[Start Items]
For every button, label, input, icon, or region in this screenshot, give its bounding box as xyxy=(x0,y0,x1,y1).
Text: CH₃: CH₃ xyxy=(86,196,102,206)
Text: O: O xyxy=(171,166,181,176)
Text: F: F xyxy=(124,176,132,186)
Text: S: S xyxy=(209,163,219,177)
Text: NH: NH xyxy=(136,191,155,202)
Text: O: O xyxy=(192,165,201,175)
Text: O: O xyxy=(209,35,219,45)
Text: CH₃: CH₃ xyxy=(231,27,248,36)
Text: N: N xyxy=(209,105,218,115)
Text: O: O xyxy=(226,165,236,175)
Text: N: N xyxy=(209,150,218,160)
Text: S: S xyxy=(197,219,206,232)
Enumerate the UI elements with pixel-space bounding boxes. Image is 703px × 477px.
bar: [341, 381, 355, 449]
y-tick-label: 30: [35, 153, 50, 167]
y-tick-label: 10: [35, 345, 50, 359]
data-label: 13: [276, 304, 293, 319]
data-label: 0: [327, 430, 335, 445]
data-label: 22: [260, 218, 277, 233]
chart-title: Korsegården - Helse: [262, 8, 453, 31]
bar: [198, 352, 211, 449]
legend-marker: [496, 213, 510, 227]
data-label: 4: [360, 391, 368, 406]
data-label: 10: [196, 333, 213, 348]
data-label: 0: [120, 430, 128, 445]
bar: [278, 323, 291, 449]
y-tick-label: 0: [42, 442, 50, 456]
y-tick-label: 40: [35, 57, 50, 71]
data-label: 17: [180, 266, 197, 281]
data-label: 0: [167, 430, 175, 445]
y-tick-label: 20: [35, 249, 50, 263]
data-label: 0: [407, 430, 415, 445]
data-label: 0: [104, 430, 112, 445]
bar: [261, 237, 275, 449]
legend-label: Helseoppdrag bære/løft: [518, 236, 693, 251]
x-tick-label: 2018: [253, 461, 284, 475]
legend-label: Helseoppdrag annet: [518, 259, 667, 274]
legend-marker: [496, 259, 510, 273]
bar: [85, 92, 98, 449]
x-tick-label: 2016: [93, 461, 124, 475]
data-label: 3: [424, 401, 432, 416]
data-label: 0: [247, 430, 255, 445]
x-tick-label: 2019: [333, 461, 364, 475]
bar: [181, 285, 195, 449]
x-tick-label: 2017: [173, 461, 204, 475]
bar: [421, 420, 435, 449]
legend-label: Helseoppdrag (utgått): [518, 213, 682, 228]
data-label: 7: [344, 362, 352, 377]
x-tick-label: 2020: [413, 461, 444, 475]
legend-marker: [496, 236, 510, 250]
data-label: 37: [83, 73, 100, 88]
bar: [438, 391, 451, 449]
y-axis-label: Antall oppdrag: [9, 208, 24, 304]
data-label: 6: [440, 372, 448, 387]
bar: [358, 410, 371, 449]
[End Items]
• **Task to complete**: Reproduce all of the data above line for line, without changing any character.

• **Solution to this problem**:
For every button, label, input, icon, or region in this screenshot, give its bounding box as xyxy=(x0,y0,x1,y1).
Text: CH₃: CH₃ xyxy=(86,196,102,206)
Text: O: O xyxy=(171,166,181,176)
Text: F: F xyxy=(124,176,132,186)
Text: S: S xyxy=(209,163,219,177)
Text: NH: NH xyxy=(136,191,155,202)
Text: O: O xyxy=(192,165,201,175)
Text: O: O xyxy=(209,35,219,45)
Text: CH₃: CH₃ xyxy=(231,27,248,36)
Text: N: N xyxy=(209,105,218,115)
Text: O: O xyxy=(226,165,236,175)
Text: N: N xyxy=(209,150,218,160)
Text: S: S xyxy=(197,219,206,232)
Enumerate the UI elements with pixel-space bounding boxes. Image is 703px × 477px.
bar: [341, 381, 355, 449]
y-tick-label: 30: [35, 153, 50, 167]
y-tick-label: 10: [35, 345, 50, 359]
data-label: 13: [276, 304, 293, 319]
data-label: 0: [327, 430, 335, 445]
data-label: 22: [260, 218, 277, 233]
chart-title: Korsegården - Helse: [262, 8, 453, 31]
bar: [198, 352, 211, 449]
legend-marker: [496, 213, 510, 227]
data-label: 4: [360, 391, 368, 406]
data-label: 10: [196, 333, 213, 348]
data-label: 0: [120, 430, 128, 445]
bar: [278, 323, 291, 449]
y-tick-label: 0: [42, 442, 50, 456]
y-tick-label: 40: [35, 57, 50, 71]
data-label: 17: [180, 266, 197, 281]
data-label: 0: [167, 430, 175, 445]
y-tick-label: 20: [35, 249, 50, 263]
data-label: 0: [407, 430, 415, 445]
data-label: 0: [104, 430, 112, 445]
bar: [261, 237, 275, 449]
legend-label: Helseoppdrag bære/løft: [518, 236, 693, 251]
x-tick-label: 2018: [253, 461, 284, 475]
legend-label: Helseoppdrag annet: [518, 259, 667, 274]
legend-marker: [496, 259, 510, 273]
bar: [85, 92, 98, 449]
x-tick-label: 2016: [93, 461, 124, 475]
data-label: 3: [424, 401, 432, 416]
data-label: 0: [247, 430, 255, 445]
x-tick-label: 2019: [333, 461, 364, 475]
bar: [181, 285, 195, 449]
x-tick-label: 2017: [173, 461, 204, 475]
bar: [421, 420, 435, 449]
legend-label: Helseoppdrag (utgått): [518, 213, 682, 228]
data-label: 7: [344, 362, 352, 377]
x-tick-label: 2020: [413, 461, 444, 475]
legend-marker: [496, 236, 510, 250]
data-label: 37: [83, 73, 100, 88]
bar: [438, 391, 451, 449]
y-axis-label: Antall oppdrag: [9, 208, 24, 304]
data-label: 6: [440, 372, 448, 387]
bar: [358, 410, 371, 449]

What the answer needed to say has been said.